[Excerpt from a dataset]
━━━
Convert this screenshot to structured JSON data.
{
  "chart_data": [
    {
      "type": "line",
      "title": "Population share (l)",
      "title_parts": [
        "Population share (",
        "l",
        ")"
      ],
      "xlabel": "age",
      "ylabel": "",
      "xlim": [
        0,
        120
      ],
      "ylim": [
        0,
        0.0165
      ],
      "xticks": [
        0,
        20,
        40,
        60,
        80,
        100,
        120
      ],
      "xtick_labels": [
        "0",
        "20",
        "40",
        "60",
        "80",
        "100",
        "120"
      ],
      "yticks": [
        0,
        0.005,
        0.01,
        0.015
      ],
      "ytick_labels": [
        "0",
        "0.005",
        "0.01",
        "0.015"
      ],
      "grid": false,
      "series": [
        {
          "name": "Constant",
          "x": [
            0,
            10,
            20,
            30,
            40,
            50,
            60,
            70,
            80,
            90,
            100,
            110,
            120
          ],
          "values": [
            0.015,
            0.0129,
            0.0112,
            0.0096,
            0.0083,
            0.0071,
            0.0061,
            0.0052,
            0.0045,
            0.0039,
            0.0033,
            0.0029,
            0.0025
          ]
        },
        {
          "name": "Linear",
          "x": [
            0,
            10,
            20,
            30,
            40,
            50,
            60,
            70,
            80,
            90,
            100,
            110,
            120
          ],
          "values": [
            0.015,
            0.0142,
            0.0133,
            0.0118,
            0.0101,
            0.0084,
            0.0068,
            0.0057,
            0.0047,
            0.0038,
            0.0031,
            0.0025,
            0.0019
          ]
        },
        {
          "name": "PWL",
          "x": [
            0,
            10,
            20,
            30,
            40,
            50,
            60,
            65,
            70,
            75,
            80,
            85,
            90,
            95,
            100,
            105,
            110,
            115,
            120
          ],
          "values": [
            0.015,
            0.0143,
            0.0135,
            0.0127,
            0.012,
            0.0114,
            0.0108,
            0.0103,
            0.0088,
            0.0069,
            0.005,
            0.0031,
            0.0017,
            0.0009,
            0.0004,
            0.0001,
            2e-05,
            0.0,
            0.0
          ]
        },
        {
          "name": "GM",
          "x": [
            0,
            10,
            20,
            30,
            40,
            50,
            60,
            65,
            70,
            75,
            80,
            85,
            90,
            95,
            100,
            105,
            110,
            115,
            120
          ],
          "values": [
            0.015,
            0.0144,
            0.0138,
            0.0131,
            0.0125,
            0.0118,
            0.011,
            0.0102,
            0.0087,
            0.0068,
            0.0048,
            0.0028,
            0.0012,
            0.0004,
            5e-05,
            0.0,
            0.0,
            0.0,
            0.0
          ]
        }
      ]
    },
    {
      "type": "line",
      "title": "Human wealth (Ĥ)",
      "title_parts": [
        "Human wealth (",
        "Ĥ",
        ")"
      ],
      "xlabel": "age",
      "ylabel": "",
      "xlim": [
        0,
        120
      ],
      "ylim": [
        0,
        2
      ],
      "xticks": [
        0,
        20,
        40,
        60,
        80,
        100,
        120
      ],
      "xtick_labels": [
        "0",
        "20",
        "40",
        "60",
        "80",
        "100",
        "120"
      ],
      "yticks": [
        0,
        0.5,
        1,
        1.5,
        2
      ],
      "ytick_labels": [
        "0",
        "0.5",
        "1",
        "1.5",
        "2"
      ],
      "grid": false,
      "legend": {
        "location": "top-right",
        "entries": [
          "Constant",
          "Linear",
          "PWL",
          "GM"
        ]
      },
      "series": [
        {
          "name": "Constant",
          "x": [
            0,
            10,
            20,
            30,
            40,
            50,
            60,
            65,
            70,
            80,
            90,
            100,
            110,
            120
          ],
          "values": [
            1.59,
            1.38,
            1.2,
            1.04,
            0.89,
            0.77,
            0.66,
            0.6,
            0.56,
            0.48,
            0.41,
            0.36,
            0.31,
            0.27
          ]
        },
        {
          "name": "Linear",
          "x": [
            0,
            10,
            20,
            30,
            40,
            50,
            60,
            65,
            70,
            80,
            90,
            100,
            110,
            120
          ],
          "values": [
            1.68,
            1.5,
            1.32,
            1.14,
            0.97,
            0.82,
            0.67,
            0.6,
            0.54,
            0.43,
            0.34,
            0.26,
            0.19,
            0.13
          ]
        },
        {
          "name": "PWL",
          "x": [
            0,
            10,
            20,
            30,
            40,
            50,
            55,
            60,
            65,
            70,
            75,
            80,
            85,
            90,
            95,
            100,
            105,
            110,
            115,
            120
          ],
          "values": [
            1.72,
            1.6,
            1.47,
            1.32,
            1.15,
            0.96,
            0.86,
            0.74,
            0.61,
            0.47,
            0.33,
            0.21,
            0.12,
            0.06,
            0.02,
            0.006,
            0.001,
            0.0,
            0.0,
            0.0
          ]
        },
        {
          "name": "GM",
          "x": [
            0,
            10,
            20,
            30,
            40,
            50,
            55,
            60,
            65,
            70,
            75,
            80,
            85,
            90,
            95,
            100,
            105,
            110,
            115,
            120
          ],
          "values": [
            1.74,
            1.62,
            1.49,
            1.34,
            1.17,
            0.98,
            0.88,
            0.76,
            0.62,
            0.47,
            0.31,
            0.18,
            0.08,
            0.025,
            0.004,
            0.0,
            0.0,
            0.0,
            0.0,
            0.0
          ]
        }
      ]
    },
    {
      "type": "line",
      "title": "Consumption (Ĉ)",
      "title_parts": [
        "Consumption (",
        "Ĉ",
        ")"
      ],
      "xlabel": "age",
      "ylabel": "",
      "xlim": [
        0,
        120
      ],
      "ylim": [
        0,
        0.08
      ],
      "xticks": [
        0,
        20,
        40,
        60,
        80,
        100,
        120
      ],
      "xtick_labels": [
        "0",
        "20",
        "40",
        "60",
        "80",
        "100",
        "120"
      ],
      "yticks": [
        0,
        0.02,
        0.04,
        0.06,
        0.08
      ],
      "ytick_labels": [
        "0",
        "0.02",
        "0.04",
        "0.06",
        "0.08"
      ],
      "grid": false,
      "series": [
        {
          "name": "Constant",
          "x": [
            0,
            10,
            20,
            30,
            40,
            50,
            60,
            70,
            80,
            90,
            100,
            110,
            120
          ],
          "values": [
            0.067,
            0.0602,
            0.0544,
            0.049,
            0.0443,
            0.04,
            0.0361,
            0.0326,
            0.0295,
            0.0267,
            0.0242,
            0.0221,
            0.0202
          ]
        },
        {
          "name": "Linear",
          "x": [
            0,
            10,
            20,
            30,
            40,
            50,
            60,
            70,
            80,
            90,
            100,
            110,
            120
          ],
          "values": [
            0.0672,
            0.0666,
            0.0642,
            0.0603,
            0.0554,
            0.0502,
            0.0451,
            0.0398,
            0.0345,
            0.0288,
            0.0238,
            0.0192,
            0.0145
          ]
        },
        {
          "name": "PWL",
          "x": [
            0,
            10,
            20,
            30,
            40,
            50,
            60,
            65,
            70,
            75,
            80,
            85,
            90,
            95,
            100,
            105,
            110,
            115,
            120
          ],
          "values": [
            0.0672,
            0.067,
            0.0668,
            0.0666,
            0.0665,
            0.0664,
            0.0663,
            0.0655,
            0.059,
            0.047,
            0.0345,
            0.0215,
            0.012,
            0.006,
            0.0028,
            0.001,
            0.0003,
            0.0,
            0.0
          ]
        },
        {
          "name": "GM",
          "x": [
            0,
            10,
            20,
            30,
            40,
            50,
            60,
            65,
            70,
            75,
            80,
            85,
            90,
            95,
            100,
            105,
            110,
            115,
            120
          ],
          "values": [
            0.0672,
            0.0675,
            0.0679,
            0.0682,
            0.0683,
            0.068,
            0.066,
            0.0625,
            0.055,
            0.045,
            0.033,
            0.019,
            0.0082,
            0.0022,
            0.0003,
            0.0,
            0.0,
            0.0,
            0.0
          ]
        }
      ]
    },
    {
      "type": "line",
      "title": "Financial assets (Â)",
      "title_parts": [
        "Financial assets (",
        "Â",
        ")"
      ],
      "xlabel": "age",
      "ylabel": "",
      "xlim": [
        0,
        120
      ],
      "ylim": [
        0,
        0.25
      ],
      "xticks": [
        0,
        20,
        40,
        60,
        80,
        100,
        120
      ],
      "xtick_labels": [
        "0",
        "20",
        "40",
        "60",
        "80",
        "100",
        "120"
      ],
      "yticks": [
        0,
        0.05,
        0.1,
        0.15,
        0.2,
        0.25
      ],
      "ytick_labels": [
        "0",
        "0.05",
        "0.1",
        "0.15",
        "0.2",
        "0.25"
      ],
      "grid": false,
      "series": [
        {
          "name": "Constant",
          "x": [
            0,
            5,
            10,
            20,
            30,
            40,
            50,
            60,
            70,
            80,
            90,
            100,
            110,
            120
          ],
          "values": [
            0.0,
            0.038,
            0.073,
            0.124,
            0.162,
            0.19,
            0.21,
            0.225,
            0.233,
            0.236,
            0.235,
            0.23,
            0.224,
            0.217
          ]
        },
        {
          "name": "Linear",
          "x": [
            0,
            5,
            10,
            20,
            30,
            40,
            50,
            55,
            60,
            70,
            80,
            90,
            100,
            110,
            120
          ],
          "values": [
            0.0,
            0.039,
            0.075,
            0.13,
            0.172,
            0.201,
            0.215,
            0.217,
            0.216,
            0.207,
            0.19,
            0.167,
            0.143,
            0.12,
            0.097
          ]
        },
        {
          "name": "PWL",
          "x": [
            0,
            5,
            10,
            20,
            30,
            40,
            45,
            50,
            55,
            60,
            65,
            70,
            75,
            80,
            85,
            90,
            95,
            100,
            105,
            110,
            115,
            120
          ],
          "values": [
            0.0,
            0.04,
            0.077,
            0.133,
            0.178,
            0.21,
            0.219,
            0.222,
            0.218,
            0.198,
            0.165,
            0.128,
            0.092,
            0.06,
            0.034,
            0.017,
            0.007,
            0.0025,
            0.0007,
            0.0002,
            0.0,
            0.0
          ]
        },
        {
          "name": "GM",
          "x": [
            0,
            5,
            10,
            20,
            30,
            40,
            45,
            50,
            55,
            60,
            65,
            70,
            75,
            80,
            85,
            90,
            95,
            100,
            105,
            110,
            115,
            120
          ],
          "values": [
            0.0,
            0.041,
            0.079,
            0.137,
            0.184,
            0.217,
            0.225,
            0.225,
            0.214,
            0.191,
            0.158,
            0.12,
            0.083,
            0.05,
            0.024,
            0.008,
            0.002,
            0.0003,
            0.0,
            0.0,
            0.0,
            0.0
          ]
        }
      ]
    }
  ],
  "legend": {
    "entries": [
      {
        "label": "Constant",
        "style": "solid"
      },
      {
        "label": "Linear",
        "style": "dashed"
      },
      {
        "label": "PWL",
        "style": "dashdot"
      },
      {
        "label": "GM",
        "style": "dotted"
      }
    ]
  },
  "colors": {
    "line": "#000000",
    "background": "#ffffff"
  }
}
━━━
Short task
Where does the word "assets" appear? Return each line that holds it.

Answer for the task
      "title": "Financial assets (Â)",
        "Financial assets (",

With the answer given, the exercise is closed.